- [What this task involves]: Lines that include the word "document" are the ones to copy.

- [Material provided]:
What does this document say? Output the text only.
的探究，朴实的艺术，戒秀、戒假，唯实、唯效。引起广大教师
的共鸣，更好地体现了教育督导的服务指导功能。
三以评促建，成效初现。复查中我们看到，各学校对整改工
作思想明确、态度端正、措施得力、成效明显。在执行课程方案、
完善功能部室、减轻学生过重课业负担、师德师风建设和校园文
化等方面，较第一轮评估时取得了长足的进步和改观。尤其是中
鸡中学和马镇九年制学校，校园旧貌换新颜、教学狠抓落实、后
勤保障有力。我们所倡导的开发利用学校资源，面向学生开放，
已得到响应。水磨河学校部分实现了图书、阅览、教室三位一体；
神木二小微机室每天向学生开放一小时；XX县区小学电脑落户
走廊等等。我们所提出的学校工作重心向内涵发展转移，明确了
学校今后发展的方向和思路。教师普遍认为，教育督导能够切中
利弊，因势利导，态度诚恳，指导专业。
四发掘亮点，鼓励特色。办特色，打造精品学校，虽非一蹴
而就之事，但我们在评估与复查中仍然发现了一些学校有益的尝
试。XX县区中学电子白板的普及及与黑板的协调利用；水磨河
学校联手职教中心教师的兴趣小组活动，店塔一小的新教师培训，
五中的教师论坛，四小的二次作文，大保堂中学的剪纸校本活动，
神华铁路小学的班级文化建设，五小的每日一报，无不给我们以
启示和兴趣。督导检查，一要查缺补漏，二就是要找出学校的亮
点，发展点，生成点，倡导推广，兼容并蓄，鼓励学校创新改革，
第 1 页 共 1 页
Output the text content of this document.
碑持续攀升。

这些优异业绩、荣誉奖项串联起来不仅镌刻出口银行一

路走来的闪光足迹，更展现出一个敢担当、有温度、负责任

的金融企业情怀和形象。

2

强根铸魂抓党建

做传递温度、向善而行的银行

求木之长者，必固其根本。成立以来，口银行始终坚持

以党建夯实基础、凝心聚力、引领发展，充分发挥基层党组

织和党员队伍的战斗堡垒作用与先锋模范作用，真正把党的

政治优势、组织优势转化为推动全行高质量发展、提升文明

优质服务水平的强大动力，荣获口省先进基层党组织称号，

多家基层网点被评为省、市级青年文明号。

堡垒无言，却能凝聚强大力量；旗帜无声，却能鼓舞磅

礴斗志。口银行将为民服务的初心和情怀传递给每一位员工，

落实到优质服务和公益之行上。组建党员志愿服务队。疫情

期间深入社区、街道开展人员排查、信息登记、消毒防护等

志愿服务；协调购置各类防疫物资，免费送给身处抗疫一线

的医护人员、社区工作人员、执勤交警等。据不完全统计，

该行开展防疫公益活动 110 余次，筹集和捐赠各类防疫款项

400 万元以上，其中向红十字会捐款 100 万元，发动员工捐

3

- [Solution to the exercise]:
What does this document say? Output the text only.
Output the text content of this document.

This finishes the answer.